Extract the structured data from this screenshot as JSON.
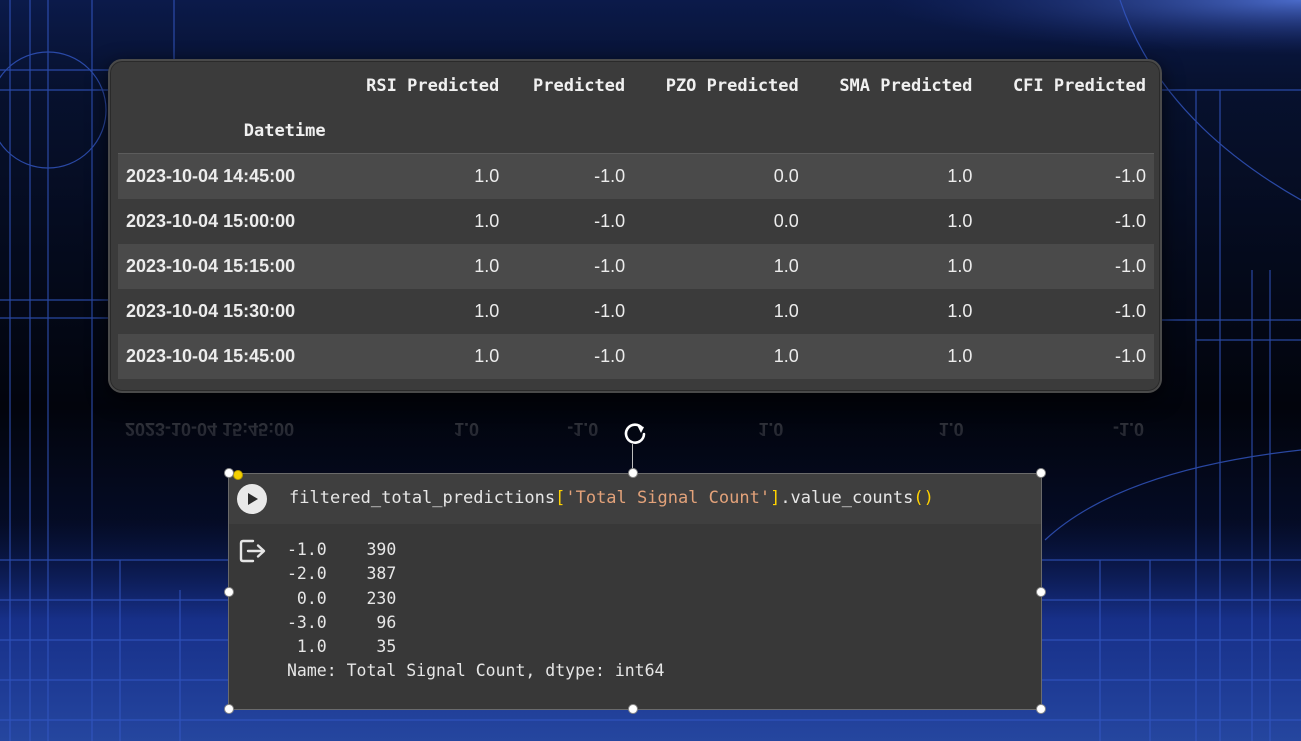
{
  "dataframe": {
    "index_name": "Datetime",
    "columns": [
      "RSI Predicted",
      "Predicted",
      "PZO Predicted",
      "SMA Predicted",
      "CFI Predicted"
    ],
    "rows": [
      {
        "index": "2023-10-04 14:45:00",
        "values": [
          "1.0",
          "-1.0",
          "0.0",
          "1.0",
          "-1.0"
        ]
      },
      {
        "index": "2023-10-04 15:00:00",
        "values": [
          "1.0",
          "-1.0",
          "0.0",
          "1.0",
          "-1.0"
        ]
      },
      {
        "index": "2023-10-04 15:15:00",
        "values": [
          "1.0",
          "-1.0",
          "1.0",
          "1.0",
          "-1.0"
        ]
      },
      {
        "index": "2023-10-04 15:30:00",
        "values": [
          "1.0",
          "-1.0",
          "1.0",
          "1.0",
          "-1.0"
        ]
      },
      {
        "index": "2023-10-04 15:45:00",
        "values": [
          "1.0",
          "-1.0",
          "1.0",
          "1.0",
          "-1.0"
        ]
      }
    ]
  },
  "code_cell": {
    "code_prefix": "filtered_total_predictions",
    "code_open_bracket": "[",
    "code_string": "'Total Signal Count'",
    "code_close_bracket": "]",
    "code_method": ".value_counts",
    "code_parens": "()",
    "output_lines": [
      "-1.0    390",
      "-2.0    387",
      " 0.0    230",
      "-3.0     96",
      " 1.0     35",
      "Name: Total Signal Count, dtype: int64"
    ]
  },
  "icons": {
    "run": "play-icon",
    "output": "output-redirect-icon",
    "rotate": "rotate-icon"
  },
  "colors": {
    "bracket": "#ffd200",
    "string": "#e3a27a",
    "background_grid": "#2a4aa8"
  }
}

● YOUR OBJECTIVE
Reproduce the listing above exactly, excluding all pictures.

● RESPONSE TO THIS EXERCISE
Extract the structured data from this screenshot as JSON.
{
  "dataframe": {
    "index_name": "Datetime",
    "columns": [
      "RSI Predicted",
      "Predicted",
      "PZO Predicted",
      "SMA Predicted",
      "CFI Predicted"
    ],
    "rows": [
      {
        "index": "2023-10-04 14:45:00",
        "values": [
          "1.0",
          "-1.0",
          "0.0",
          "1.0",
          "-1.0"
        ]
      },
      {
        "index": "2023-10-04 15:00:00",
        "values": [
          "1.0",
          "-1.0",
          "0.0",
          "1.0",
          "-1.0"
        ]
      },
      {
        "index": "2023-10-04 15:15:00",
        "values": [
          "1.0",
          "-1.0",
          "1.0",
          "1.0",
          "-1.0"
        ]
      },
      {
        "index": "2023-10-04 15:30:00",
        "values": [
          "1.0",
          "-1.0",
          "1.0",
          "1.0",
          "-1.0"
        ]
      },
      {
        "index": "2023-10-04 15:45:00",
        "values": [
          "1.0",
          "-1.0",
          "1.0",
          "1.0",
          "-1.0"
        ]
      }
    ]
  },
  "code_cell": {
    "code_prefix": "filtered_total_predictions",
    "code_open_bracket": "[",
    "code_string": "'Total Signal Count'",
    "code_close_bracket": "]",
    "code_method": ".value_counts",
    "code_parens": "()",
    "output_lines": [
      "-1.0    390",
      "-2.0    387",
      " 0.0    230",
      "-3.0     96",
      " 1.0     35",
      "Name: Total Signal Count, dtype: int64"
    ]
  },
  "icons": {
    "run": "play-icon",
    "output": "output-redirect-icon",
    "rotate": "rotate-icon"
  },
  "colors": {
    "bracket": "#ffd200",
    "string": "#e3a27a",
    "background_grid": "#2a4aa8"
  }
}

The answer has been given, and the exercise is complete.